AIM OF THE TASK » Write the records out again, precisely as they stand.

Part of a data file:
····················
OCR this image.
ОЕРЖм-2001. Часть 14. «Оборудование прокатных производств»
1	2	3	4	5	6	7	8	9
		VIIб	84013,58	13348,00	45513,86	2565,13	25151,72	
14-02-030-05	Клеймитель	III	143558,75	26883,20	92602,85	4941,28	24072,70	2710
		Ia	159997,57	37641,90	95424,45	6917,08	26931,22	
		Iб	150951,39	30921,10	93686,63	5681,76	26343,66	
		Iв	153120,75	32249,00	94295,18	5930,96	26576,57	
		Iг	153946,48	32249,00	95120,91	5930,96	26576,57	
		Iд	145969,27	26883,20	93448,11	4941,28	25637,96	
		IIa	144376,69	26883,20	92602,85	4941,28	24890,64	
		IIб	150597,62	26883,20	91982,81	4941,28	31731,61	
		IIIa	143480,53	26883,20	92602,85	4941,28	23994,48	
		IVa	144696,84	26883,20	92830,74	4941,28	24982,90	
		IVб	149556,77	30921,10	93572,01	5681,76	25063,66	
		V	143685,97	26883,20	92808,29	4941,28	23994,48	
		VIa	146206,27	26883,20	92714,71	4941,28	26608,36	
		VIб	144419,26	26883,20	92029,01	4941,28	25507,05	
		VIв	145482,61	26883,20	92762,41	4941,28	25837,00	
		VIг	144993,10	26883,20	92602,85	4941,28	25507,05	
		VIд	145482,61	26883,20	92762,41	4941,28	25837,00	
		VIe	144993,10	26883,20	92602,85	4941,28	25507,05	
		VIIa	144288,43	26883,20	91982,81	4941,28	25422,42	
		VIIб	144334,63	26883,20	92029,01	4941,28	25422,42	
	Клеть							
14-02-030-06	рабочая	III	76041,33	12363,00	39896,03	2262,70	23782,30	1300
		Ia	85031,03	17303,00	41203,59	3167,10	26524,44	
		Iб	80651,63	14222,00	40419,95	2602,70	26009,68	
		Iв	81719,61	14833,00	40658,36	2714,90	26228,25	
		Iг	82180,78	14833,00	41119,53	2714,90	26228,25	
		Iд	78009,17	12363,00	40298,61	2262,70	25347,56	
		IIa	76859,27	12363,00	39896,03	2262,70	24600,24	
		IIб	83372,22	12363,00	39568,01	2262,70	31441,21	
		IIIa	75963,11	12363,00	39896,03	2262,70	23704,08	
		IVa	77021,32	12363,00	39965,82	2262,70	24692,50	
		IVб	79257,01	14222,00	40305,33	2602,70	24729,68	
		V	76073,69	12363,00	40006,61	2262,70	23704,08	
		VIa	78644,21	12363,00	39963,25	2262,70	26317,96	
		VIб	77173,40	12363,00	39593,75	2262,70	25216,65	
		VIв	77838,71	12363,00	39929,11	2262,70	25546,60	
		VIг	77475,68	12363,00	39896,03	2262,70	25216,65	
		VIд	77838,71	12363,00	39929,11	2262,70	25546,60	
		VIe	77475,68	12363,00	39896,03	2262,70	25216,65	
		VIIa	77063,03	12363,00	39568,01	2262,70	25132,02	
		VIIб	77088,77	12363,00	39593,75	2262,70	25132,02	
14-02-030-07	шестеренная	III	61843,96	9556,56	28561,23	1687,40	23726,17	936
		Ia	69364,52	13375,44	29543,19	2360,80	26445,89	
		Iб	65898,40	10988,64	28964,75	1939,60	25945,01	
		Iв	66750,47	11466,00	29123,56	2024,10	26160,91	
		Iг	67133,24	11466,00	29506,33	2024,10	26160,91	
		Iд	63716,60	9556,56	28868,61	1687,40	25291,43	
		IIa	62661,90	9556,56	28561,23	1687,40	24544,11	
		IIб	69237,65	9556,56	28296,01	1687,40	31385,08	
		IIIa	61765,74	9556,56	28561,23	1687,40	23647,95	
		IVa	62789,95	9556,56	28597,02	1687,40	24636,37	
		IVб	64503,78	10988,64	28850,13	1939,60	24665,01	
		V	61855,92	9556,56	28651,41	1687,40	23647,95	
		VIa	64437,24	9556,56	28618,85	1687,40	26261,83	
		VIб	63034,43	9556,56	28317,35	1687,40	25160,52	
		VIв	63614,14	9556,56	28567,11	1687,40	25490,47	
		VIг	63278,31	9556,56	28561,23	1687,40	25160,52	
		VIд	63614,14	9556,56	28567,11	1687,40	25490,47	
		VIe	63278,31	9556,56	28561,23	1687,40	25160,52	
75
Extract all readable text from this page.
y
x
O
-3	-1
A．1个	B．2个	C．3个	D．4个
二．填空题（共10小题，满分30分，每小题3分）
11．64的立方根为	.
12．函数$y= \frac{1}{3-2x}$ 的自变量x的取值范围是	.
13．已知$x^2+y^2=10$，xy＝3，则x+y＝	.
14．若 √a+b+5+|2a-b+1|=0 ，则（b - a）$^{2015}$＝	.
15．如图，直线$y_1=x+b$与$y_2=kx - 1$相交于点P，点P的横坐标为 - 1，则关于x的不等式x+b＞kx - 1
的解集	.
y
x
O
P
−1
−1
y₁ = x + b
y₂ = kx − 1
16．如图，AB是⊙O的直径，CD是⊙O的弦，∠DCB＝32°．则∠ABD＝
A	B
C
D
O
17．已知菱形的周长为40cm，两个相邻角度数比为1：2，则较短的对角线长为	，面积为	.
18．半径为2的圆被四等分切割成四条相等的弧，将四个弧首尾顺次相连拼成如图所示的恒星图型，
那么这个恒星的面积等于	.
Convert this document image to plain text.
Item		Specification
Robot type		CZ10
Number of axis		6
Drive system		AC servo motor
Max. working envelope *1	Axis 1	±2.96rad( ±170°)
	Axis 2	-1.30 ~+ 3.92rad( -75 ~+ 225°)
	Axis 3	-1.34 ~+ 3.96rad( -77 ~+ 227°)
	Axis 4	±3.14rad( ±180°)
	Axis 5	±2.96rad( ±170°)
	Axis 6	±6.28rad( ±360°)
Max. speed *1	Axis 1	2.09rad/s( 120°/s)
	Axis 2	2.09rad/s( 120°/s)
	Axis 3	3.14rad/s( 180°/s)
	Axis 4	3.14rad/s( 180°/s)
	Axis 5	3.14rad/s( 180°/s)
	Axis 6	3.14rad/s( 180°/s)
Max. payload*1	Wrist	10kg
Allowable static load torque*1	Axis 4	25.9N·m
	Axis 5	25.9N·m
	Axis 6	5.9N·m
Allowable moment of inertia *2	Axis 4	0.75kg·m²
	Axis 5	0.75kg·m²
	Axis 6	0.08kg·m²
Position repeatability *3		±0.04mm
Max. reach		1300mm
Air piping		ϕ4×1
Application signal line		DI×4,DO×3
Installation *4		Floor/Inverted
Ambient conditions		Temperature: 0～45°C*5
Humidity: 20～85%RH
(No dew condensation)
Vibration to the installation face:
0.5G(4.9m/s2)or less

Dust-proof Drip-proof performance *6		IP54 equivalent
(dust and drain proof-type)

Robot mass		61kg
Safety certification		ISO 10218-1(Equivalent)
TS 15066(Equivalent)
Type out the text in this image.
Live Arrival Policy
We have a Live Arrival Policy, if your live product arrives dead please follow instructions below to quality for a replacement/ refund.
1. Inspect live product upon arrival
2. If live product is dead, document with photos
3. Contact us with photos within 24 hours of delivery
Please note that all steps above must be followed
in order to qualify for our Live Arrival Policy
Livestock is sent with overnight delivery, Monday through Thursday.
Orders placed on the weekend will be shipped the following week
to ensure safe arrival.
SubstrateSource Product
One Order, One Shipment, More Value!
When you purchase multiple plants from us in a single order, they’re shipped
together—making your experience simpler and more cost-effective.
····················
RESPONSE »
OCR this image.
ОЕРЖм-2001. Часть 14. «Оборудование прокатных производств»
1	2	3	4	5	6	7	8	9
		VIIб	84013,58	13348,00	45513,86	2565,13	25151,72	
14-02-030-05	Клеймитель	III	143558,75	26883,20	92602,85	4941,28	24072,70	2710
		Ia	159997,57	37641,90	95424,45	6917,08	26931,22	
		Iб	150951,39	30921,10	93686,63	5681,76	26343,66	
		Iв	153120,75	32249,00	94295,18	5930,96	26576,57	
		Iг	153946,48	32249,00	95120,91	5930,96	26576,57	
		Iд	145969,27	26883,20	93448,11	4941,28	25637,96	
		IIa	144376,69	26883,20	92602,85	4941,28	24890,64	
		IIб	150597,62	26883,20	91982,81	4941,28	31731,61	
		IIIa	143480,53	26883,20	92602,85	4941,28	23994,48	
		IVa	144696,84	26883,20	92830,74	4941,28	24982,90	
		IVб	149556,77	30921,10	93572,01	5681,76	25063,66	
		V	143685,97	26883,20	92808,29	4941,28	23994,48	
		VIa	146206,27	26883,20	92714,71	4941,28	26608,36	
		VIб	144419,26	26883,20	92029,01	4941,28	25507,05	
		VIв	145482,61	26883,20	92762,41	4941,28	25837,00	
		VIг	144993,10	26883,20	92602,85	4941,28	25507,05	
		VIд	145482,61	26883,20	92762,41	4941,28	25837,00	
		VIe	144993,10	26883,20	92602,85	4941,28	25507,05	
		VIIa	144288,43	26883,20	91982,81	4941,28	25422,42	
		VIIб	144334,63	26883,20	92029,01	4941,28	25422,42	
	Клеть							
14-02-030-06	рабочая	III	76041,33	12363,00	39896,03	2262,70	23782,30	1300
		Ia	85031,03	17303,00	41203,59	3167,10	26524,44	
		Iб	80651,63	14222,00	40419,95	2602,70	26009,68	
		Iв	81719,61	14833,00	40658,36	2714,90	26228,25	
		Iг	82180,78	14833,00	41119,53	2714,90	26228,25	
		Iд	78009,17	12363,00	40298,61	2262,70	25347,56	
		IIa	76859,27	12363,00	39896,03	2262,70	24600,24	
		IIб	83372,22	12363,00	39568,01	2262,70	31441,21	
		IIIa	75963,11	12363,00	39896,03	2262,70	23704,08	
		IVa	77021,32	12363,00	39965,82	2262,70	24692,50	
		IVб	79257,01	14222,00	40305,33	2602,70	24729,68	
		V	76073,69	12363,00	40006,61	2262,70	23704,08	
		VIa	78644,21	12363,00	39963,25	2262,70	26317,96	
		VIб	77173,40	12363,00	39593,75	2262,70	25216,65	
		VIв	77838,71	12363,00	39929,11	2262,70	25546,60	
		VIг	77475,68	12363,00	39896,03	2262,70	25216,65	
		VIд	77838,71	12363,00	39929,11	2262,70	25546,60	
		VIe	77475,68	12363,00	39896,03	2262,70	25216,65	
		VIIa	77063,03	12363,00	39568,01	2262,70	25132,02	
		VIIб	77088,77	12363,00	39593,75	2262,70	25132,02	
14-02-030-07	шестеренная	III	61843,96	9556,56	28561,23	1687,40	23726,17	936
		Ia	69364,52	13375,44	29543,19	2360,80	26445,89	
		Iб	65898,40	10988,64	28964,75	1939,60	25945,01	
		Iв	66750,47	11466,00	29123,56	2024,10	26160,91	
		Iг	67133,24	11466,00	29506,33	2024,10	26160,91	
		Iд	63716,60	9556,56	28868,61	1687,40	25291,43	
		IIa	62661,90	9556,56	28561,23	1687,40	24544,11	
		IIб	69237,65	9556,56	28296,01	1687,40	31385,08	
		IIIa	61765,74	9556,56	28561,23	1687,40	23647,95	
		IVa	62789,95	9556,56	28597,02	1687,40	24636,37	
		IVб	64503,78	10988,64	28850,13	1939,60	24665,01	
		V	61855,92	9556,56	28651,41	1687,40	23647,95	
		VIa	64437,24	9556,56	28618,85	1687,40	26261,83	
		VIб	63034,43	9556,56	28317,35	1687,40	25160,52	
		VIв	63614,14	9556,56	28567,11	1687,40	25490,47	
		VIг	63278,31	9556,56	28561,23	1687,40	25160,52	
		VIд	63614,14	9556,56	28567,11	1687,40	25490,47	
		VIe	63278,31	9556,56	28561,23	1687,40	25160,52	
75
Extract all readable text from this page.
y
x
O
-3	-1
A．1个	B．2个	C．3个	D．4个
二．填空题（共10小题，满分30分，每小题3分）
11．64的立方根为	.
12．函数$y= \frac{1}{3-2x}$ 的自变量x的取值范围是	.
13．已知$x^2+y^2=10$，xy＝3，则x+y＝	.
14．若 √a+b+5+|2a-b+1|=0 ，则（b - a）$^{2015}$＝	.
15．如图，直线$y_1=x+b$与$y_2=kx - 1$相交于点P，点P的横坐标为 - 1，则关于x的不等式x+b＞kx - 1
的解集	.
y
x
O
P
−1
−1
y₁ = x + b
y₂ = kx − 1
16．如图，AB是⊙O的直径，CD是⊙O的弦，∠DCB＝32°．则∠ABD＝
A	B
C
D
O
17．已知菱形的周长为40cm，两个相邻角度数比为1：2，则较短的对角线长为	，面积为	.
18．半径为2的圆被四等分切割成四条相等的弧，将四个弧首尾顺次相连拼成如图所示的恒星图型，
那么这个恒星的面积等于	.
Convert this document image to plain text.
Item		Specification
Robot type		CZ10
Number of axis		6
Drive system		AC servo motor
Max. working envelope *1	Axis 1	±2.96rad( ±170°)
	Axis 2	-1.30 ~+ 3.92rad( -75 ~+ 225°)
	Axis 3	-1.34 ~+ 3.96rad( -77 ~+ 227°)
	Axis 4	±3.14rad( ±180°)
	Axis 5	±2.96rad( ±170°)
	Axis 6	±6.28rad( ±360°)
Max. speed *1	Axis 1	2.09rad/s( 120°/s)
	Axis 2	2.09rad/s( 120°/s)
	Axis 3	3.14rad/s( 180°/s)
	Axis 4	3.14rad/s( 180°/s)
	Axis 5	3.14rad/s( 180°/s)
	Axis 6	3.14rad/s( 180°/s)
Max. payload*1	Wrist	10kg
Allowable static load torque*1	Axis 4	25.9N·m
	Axis 5	25.9N·m
	Axis 6	5.9N·m
Allowable moment of inertia *2	Axis 4	0.75kg·m²
	Axis 5	0.75kg·m²
	Axis 6	0.08kg·m²
Position repeatability *3		±0.04mm
Max. reach		1300mm
Air piping		ϕ4×1
Application signal line		DI×4,DO×3
Installation *4		Floor/Inverted
Ambient conditions		Temperature: 0～45°C*5
Humidity: 20～85%RH
(No dew condensation)
Vibration to the installation face:
0.5G(4.9m/s2)or less

Dust-proof Drip-proof performance *6		IP54 equivalent
(dust and drain proof-type)

Robot mass		61kg
Safety certification		ISO 10218-1(Equivalent)
TS 15066(Equivalent)
Type out the text in this image.
Live Arrival Policy
We have a Live Arrival Policy, if your live product arrives dead please follow instructions below to quality for a replacement/ refund.
1. Inspect live product upon arrival
2. If live product is dead, document with photos
3. Contact us with photos within 24 hours of delivery
Please note that all steps above must be followed
in order to qualify for our Live Arrival Policy
Livestock is sent with overnight delivery, Monday through Thursday.
Orders placed on the weekend will be shipped the following week
to ensure safe arrival.
SubstrateSource Product
One Order, One Shipment, More Value!
When you purchase multiple plants from us in a single order, they’re shipped
together—making your experience simpler and more cost-effective.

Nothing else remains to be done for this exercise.